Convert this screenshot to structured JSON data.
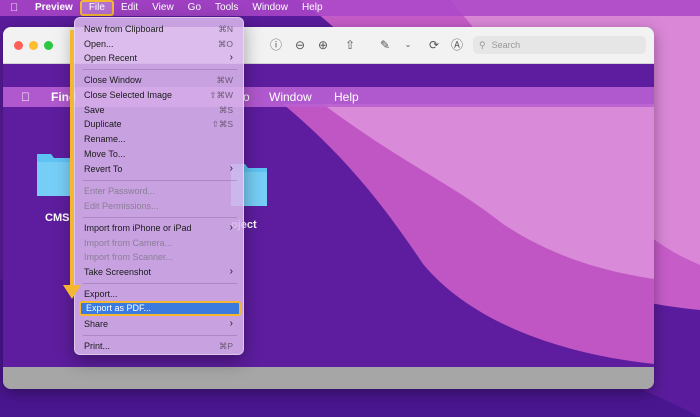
{
  "menubar": {
    "app_name": "Preview",
    "items": [
      "File",
      "Edit",
      "View",
      "Go",
      "Tools",
      "Window",
      "Help"
    ]
  },
  "toolbar": {
    "search_placeholder": "Search"
  },
  "inner_screenshot": {
    "menu_items": [
      "Find",
      "o",
      "Window",
      "Help"
    ],
    "folder_labels": [
      "CMS",
      "oject"
    ]
  },
  "file_menu": {
    "items": [
      {
        "label": "New from Clipboard",
        "shortcut": "⌘N"
      },
      {
        "label": "Open...",
        "shortcut": "⌘O"
      },
      {
        "label": "Open Recent",
        "submenu": true
      },
      {
        "label": "Close Window",
        "shortcut": "⌘W"
      },
      {
        "label": "Close Selected Image",
        "shortcut": "⇧⌘W"
      },
      {
        "label": "Save",
        "shortcut": "⌘S"
      },
      {
        "label": "Duplicate",
        "shortcut": "⇧⌘S"
      },
      {
        "label": "Rename...",
        "shortcut": ""
      },
      {
        "label": "Move To...",
        "shortcut": ""
      },
      {
        "label": "Revert To",
        "submenu": true
      },
      {
        "label": "Enter Password...",
        "disabled": true
      },
      {
        "label": "Edit Permissions...",
        "disabled": true
      },
      {
        "label": "Import from iPhone or iPad",
        "submenu": true
      },
      {
        "label": "Import from Camera...",
        "disabled": true
      },
      {
        "label": "Import from Scanner...",
        "disabled": true
      },
      {
        "label": "Take Screenshot",
        "submenu": true
      },
      {
        "label": "Export...",
        "shortcut": ""
      },
      {
        "label": "Export as PDF...",
        "highlighted": true
      },
      {
        "label": "Share",
        "submenu": true
      },
      {
        "label": "Print...",
        "shortcut": "⌘P"
      }
    ]
  },
  "colors": {
    "accent_annotation": "#f5b731",
    "menu_highlight": "#3b7be0"
  }
}
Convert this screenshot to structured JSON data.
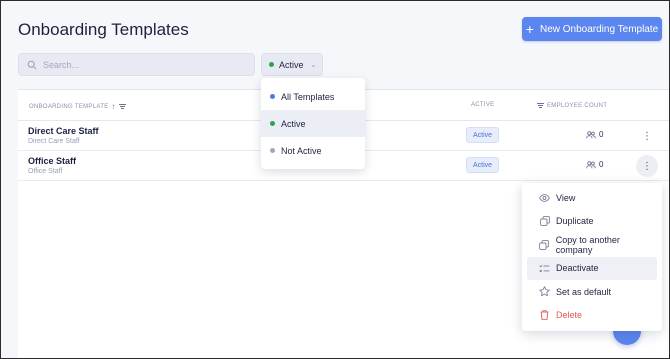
{
  "header": {
    "title": "Onboarding Templates",
    "new_button_label": "New Onboarding Template"
  },
  "filters": {
    "search_placeholder": "Search...",
    "status_selected": "Active",
    "status_options": [
      {
        "label": "All Templates",
        "color": "#4f79e6"
      },
      {
        "label": "Active",
        "color": "#2fa24f"
      },
      {
        "label": "Not Active",
        "color": "#a3a8b8"
      }
    ]
  },
  "table": {
    "columns": {
      "name": "Onboarding Template",
      "active": "Active",
      "employee_count": "Employee Count"
    },
    "rows": [
      {
        "name": "Direct Care Staff",
        "subtitle": "Direct Care Staff",
        "status": "Active",
        "employee_count": "0"
      },
      {
        "name": "Office Staff",
        "subtitle": "Office Staff",
        "status": "Active",
        "employee_count": "0"
      }
    ]
  },
  "row_menu": {
    "items": [
      {
        "label": "View",
        "icon": "eye-icon"
      },
      {
        "label": "Duplicate",
        "icon": "duplicate-icon"
      },
      {
        "label": "Copy to another company",
        "icon": "copy-icon"
      },
      {
        "label": "Deactivate",
        "icon": "deactivate-icon"
      },
      {
        "label": "Set as default",
        "icon": "star-icon"
      },
      {
        "label": "Delete",
        "icon": "trash-icon"
      }
    ]
  },
  "colors": {
    "accent": "#5b86ef",
    "active_dot": "#2fa24f",
    "danger": "#e05a5a"
  }
}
· · · · ·
WHAT IS NEEDED -> Read the entries above, then pull out the lines that include "subtitle".

EXERCISE ANSWER ->
        "subtitle": "Direct Care Staff",
        "subtitle": "Office Staff",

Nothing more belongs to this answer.